WRITTEN TASK: Beneath this sentence is a set of records; write each of them out exactly.

Records from a data collection:
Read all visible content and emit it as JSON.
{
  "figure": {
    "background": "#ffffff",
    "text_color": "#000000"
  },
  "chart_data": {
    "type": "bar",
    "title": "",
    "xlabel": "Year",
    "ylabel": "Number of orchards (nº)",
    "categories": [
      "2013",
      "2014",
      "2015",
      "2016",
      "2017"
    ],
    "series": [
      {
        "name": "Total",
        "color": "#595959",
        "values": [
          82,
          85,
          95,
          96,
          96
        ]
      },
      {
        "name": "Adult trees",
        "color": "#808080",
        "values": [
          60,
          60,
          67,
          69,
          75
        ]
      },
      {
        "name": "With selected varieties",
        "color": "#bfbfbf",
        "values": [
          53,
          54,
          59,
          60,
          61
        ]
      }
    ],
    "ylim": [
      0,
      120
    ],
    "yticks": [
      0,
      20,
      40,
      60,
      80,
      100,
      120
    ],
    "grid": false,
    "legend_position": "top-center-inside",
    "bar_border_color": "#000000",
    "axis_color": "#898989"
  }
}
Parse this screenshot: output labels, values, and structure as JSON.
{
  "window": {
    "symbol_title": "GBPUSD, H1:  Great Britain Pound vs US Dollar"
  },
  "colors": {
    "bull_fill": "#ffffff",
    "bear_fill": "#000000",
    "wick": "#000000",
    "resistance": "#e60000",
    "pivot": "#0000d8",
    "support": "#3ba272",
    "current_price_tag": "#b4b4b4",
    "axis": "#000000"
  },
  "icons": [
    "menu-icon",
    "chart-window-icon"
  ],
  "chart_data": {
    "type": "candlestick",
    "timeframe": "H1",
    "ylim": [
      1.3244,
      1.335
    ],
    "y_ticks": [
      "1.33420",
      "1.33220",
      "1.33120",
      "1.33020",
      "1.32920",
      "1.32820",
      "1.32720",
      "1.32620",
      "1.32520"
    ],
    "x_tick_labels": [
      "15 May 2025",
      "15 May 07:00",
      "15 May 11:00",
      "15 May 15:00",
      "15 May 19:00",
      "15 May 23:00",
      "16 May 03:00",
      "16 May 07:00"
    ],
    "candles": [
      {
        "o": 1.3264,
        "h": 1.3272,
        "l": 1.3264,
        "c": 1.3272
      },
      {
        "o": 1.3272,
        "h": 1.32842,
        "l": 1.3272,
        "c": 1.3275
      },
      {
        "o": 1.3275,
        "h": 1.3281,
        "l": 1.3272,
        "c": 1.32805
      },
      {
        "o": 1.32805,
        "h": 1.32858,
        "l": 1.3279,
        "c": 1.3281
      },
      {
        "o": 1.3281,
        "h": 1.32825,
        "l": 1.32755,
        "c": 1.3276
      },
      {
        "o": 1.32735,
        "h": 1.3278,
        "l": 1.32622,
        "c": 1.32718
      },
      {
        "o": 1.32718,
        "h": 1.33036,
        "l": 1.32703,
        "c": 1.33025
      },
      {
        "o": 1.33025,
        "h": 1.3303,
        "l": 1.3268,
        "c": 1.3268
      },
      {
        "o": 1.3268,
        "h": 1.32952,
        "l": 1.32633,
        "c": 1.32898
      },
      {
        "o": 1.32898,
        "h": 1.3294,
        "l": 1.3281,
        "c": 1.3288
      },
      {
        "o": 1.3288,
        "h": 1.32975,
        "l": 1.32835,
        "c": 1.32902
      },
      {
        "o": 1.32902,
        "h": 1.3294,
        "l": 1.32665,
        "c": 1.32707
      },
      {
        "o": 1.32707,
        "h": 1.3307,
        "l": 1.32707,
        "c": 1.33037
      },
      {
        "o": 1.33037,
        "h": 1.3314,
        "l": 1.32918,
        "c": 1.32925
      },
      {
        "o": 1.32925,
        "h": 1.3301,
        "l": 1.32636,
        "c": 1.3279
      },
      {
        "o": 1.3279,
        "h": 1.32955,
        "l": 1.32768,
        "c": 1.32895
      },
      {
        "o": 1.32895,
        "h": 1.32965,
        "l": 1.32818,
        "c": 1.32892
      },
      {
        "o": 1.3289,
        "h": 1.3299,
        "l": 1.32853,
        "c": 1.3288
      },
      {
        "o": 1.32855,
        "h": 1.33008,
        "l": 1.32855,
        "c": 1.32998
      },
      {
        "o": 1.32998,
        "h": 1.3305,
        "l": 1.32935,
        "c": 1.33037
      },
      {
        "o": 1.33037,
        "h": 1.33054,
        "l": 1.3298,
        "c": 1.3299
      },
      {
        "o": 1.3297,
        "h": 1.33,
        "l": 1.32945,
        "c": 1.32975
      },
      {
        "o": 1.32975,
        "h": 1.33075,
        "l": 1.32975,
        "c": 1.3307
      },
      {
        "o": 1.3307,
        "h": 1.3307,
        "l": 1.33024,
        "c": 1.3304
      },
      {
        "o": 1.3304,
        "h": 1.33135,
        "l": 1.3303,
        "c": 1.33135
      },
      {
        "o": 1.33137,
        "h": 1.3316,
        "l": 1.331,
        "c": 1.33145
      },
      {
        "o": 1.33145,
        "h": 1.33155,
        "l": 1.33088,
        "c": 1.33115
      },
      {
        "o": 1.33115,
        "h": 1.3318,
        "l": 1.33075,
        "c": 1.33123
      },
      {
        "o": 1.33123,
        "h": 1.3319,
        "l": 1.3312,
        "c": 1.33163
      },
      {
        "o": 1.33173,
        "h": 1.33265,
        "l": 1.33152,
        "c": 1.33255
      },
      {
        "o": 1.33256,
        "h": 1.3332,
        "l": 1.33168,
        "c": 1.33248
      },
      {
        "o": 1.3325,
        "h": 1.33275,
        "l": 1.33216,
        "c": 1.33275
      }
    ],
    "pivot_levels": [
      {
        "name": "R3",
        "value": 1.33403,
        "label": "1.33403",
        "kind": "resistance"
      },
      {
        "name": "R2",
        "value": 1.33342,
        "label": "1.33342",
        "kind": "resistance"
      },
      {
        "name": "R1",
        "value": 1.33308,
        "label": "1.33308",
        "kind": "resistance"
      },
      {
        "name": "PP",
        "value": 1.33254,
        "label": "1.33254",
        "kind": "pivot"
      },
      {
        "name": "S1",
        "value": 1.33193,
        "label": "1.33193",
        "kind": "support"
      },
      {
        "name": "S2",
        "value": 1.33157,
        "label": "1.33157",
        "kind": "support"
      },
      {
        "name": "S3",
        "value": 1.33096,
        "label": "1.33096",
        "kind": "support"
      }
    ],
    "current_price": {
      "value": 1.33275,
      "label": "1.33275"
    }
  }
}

SOLUTION:
Read all visible content and emit it as JSON.
{
  "figure": {
    "background": "#ffffff",
    "text_color": "#000000"
  },
  "chart_data": {
    "type": "bar",
    "title": "",
    "xlabel": "Year",
    "ylabel": "Number of orchards (nº)",
    "categories": [
      "2013",
      "2014",
      "2015",
      "2016",
      "2017"
    ],
    "series": [
      {
        "name": "Total",
        "color": "#595959",
        "values": [
          82,
          85,
          95,
          96,
          96
        ]
      },
      {
        "name": "Adult trees",
        "color": "#808080",
        "values": [
          60,
          60,
          67,
          69,
          75
        ]
      },
      {
        "name": "With selected varieties",
        "color": "#bfbfbf",
        "values": [
          53,
          54,
          59,
          60,
          61
        ]
      }
    ],
    "ylim": [
      0,
      120
    ],
    "yticks": [
      0,
      20,
      40,
      60,
      80,
      100,
      120
    ],
    "grid": false,
    "legend_position": "top-center-inside",
    "bar_border_color": "#000000",
    "axis_color": "#898989"
  }
}
Parse this screenshot: output labels, values, and structure as JSON.
{
  "window": {
    "symbol_title": "GBPUSD, H1:  Great Britain Pound vs US Dollar"
  },
  "colors": {
    "bull_fill": "#ffffff",
    "bear_fill": "#000000",
    "wick": "#000000",
    "resistance": "#e60000",
    "pivot": "#0000d8",
    "support": "#3ba272",
    "current_price_tag": "#b4b4b4",
    "axis": "#000000"
  },
  "icons": [
    "menu-icon",
    "chart-window-icon"
  ],
  "chart_data": {
    "type": "candlestick",
    "timeframe": "H1",
    "ylim": [
      1.3244,
      1.335
    ],
    "y_ticks": [
      "1.33420",
      "1.33220",
      "1.33120",
      "1.33020",
      "1.32920",
      "1.32820",
      "1.32720",
      "1.32620",
      "1.32520"
    ],
    "x_tick_labels": [
      "15 May 2025",
      "15 May 07:00",
      "15 May 11:00",
      "15 May 15:00",
      "15 May 19:00",
      "15 May 23:00",
      "16 May 03:00",
      "16 May 07:00"
    ],
    "candles": [
      {
        "o": 1.3264,
        "h": 1.3272,
        "l": 1.3264,
        "c": 1.3272
      },
      {
        "o": 1.3272,
        "h": 1.32842,
        "l": 1.3272,
        "c": 1.3275
      },
      {
        "o": 1.3275,
        "h": 1.3281,
        "l": 1.3272,
        "c": 1.32805
      },
      {
        "o": 1.32805,
        "h": 1.32858,
        "l": 1.3279,
        "c": 1.3281
      },
      {
        "o": 1.3281,
        "h": 1.32825,
        "l": 1.32755,
        "c": 1.3276
      },
      {
        "o": 1.32735,
        "h": 1.3278,
        "l": 1.32622,
        "c": 1.32718
      },
      {
        "o": 1.32718,
        "h": 1.33036,
        "l": 1.32703,
        "c": 1.33025
      },
      {
        "o": 1.33025,
        "h": 1.3303,
        "l": 1.3268,
        "c": 1.3268
      },
      {
        "o": 1.3268,
        "h": 1.32952,
        "l": 1.32633,
        "c": 1.32898
      },
      {
        "o": 1.32898,
        "h": 1.3294,
        "l": 1.3281,
        "c": 1.3288
      },
      {
        "o": 1.3288,
        "h": 1.32975,
        "l": 1.32835,
        "c": 1.32902
      },
      {
        "o": 1.32902,
        "h": 1.3294,
        "l": 1.32665,
        "c": 1.32707
      },
      {
        "o": 1.32707,
        "h": 1.3307,
        "l": 1.32707,
        "c": 1.33037
      },
      {
        "o": 1.33037,
        "h": 1.3314,
        "l": 1.32918,
        "c": 1.32925
      },
      {
        "o": 1.32925,
        "h": 1.3301,
        "l": 1.32636,
        "c": 1.3279
      },
      {
        "o": 1.3279,
        "h": 1.32955,
        "l": 1.32768,
        "c": 1.32895
      },
      {
        "o": 1.32895,
        "h": 1.32965,
        "l": 1.32818,
        "c": 1.32892
      },
      {
        "o": 1.3289,
        "h": 1.3299,
        "l": 1.32853,
        "c": 1.3288
      },
      {
        "o": 1.32855,
        "h": 1.33008,
        "l": 1.32855,
        "c": 1.32998
      },
      {
        "o": 1.32998,
        "h": 1.3305,
        "l": 1.32935,
        "c": 1.33037
      },
      {
        "o": 1.33037,
        "h": 1.33054,
        "l": 1.3298,
        "c": 1.3299
      },
      {
        "o": 1.3297,
        "h": 1.33,
        "l": 1.32945,
        "c": 1.32975
      },
      {
        "o": 1.32975,
        "h": 1.33075,
        "l": 1.32975,
        "c": 1.3307
      },
      {
        "o": 1.3307,
        "h": 1.3307,
        "l": 1.33024,
        "c": 1.3304
      },
      {
        "o": 1.3304,
        "h": 1.33135,
        "l": 1.3303,
        "c": 1.33135
      },
      {
        "o": 1.33137,
        "h": 1.3316,
        "l": 1.331,
        "c": 1.33145
      },
      {
        "o": 1.33145,
        "h": 1.33155,
        "l": 1.33088,
        "c": 1.33115
      },
      {
        "o": 1.33115,
        "h": 1.3318,
        "l": 1.33075,
        "c": 1.33123
      },
      {
        "o": 1.33123,
        "h": 1.3319,
        "l": 1.3312,
        "c": 1.33163
      },
      {
        "o": 1.33173,
        "h": 1.33265,
        "l": 1.33152,
        "c": 1.33255
      },
      {
        "o": 1.33256,
        "h": 1.3332,
        "l": 1.33168,
        "c": 1.33248
      },
      {
        "o": 1.3325,
        "h": 1.33275,
        "l": 1.33216,
        "c": 1.33275
      }
    ],
    "pivot_levels": [
      {
        "name": "R3",
        "value": 1.33403,
        "label": "1.33403",
        "kind": "resistance"
      },
      {
        "name": "R2",
        "value": 1.33342,
        "label": "1.33342",
        "kind": "resistance"
      },
      {
        "name": "R1",
        "value": 1.33308,
        "label": "1.33308",
        "kind": "resistance"
      },
      {
        "name": "PP",
        "value": 1.33254,
        "label": "1.33254",
        "kind": "pivot"
      },
      {
        "name": "S1",
        "value": 1.33193,
        "label": "1.33193",
        "kind": "support"
      },
      {
        "name": "S2",
        "value": 1.33157,
        "label": "1.33157",
        "kind": "support"
      },
      {
        "name": "S3",
        "value": 1.33096,
        "label": "1.33096",
        "kind": "support"
      }
    ],
    "current_price": {
      "value": 1.33275,
      "label": "1.33275"
    }
  }
}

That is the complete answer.